### Estratto del testo
"La situazione sta peggiorando. Gridate con noi che i diritti umani sono calpestati da persone che parlano in nome di Dio ma che non sanno nulla di Lui che è Amore, mentre loro agiscono spinti dal rancore e dall'odio.
Gridate: Oh! Signore, abbi misericordia dell'Uomo."

Mons. Shleimun Warduni
Baghdad, 19 luglio 2014

31 maggio 2017

A Mosul dopo il Daesh si torna a dire Messa

By Avvenire
Luigi Ginami*

Pubblichiamo una anticipazione di «Nasren» (Ed.Velar Marna), istant book scritto durante il viaggio dell’autore in Iraq. Una missione umanitaria per inaugurare delle aule di catechismo, ristrutturate dalla Fondazione Santina Onlus, ad Araden. In quei giorni, nel campo profughi di Dawdya, pure l’incontro con Nasren, yazida di 11 anni che racconta con gli occhi di una bimba l’irruzione dei terroristi del Daesh nel suo villaggio. Quello di seguito è un estratto dal capitolo «Mosul», scritto a poche centinaia di metri dal fronte.

### Consegna
Ricopia parola per parola, dall'inizio alla fine, il testo qui sopra sul ritorno della Messa a Mosul.

### Record forniti
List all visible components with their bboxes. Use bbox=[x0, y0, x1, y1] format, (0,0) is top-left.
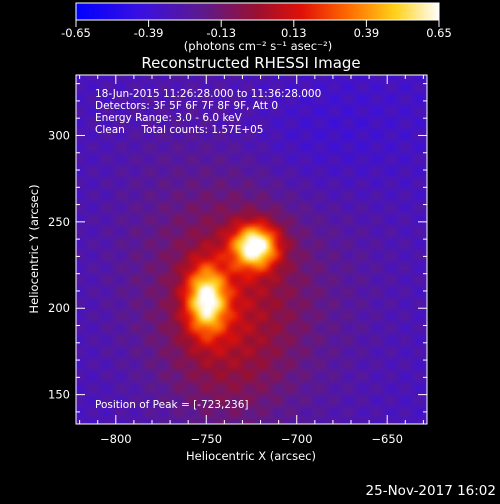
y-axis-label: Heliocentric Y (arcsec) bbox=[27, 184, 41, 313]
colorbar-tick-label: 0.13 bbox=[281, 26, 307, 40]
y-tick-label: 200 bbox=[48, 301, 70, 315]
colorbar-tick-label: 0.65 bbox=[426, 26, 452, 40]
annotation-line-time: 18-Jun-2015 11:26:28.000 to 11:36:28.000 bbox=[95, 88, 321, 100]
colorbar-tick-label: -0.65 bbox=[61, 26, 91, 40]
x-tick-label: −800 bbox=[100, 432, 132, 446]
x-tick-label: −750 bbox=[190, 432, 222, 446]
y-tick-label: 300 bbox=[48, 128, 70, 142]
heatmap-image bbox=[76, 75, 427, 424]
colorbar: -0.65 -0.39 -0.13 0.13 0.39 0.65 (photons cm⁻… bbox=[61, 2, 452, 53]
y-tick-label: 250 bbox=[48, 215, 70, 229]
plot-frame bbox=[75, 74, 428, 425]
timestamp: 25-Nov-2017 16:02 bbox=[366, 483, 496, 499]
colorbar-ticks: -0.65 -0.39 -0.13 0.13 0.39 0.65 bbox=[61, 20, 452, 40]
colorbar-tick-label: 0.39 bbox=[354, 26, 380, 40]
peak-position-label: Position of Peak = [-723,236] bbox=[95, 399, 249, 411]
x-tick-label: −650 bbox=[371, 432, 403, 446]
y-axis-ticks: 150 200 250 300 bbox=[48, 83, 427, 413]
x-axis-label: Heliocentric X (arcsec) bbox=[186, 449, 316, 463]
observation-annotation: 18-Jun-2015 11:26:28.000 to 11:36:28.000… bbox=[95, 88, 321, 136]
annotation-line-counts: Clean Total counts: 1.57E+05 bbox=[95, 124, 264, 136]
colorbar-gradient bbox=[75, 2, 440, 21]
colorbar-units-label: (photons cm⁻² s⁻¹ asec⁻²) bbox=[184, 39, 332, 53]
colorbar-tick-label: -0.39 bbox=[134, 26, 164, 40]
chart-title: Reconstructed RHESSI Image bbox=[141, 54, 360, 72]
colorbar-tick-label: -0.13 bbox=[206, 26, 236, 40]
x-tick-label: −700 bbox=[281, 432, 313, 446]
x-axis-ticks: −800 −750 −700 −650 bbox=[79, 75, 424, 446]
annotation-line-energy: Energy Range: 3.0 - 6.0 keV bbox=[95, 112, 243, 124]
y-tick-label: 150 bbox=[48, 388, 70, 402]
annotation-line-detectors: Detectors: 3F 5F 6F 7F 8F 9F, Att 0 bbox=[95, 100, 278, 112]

### Risultato
"La situazione sta peggiorando. Gridate con noi che i diritti umani sono calpestati da persone che parlano in nome di Dio ma che non sanno nulla di Lui che è Amore, mentre loro agiscono spinti dal rancore e dall'odio.
Gridate: Oh! Signore, abbi misericordia dell'Uomo."

Mons. Shleimun Warduni
Baghdad, 19 luglio 2014

31 maggio 2017

A Mosul dopo il Daesh si torna a dire Messa

By Avvenire
Luigi Ginami*

Pubblichiamo una anticipazione di «Nasren» (Ed.Velar Marna), istant book scritto durante il viaggio dell’autore in Iraq. Una missione umanitaria per inaugurare delle aule di catechismo, ristrutturate dalla Fondazione Santina Onlus, ad Araden. In quei giorni, nel campo profughi di Dawdya, pure l’incontro con Nasren, yazida di 11 anni che racconta con gli occhi di una bimba l’irruzione dei terroristi del Daesh nel suo villaggio. Quello di seguito è un estratto dal capitolo «Mosul», scritto a poche centinaia di metri dal fronte.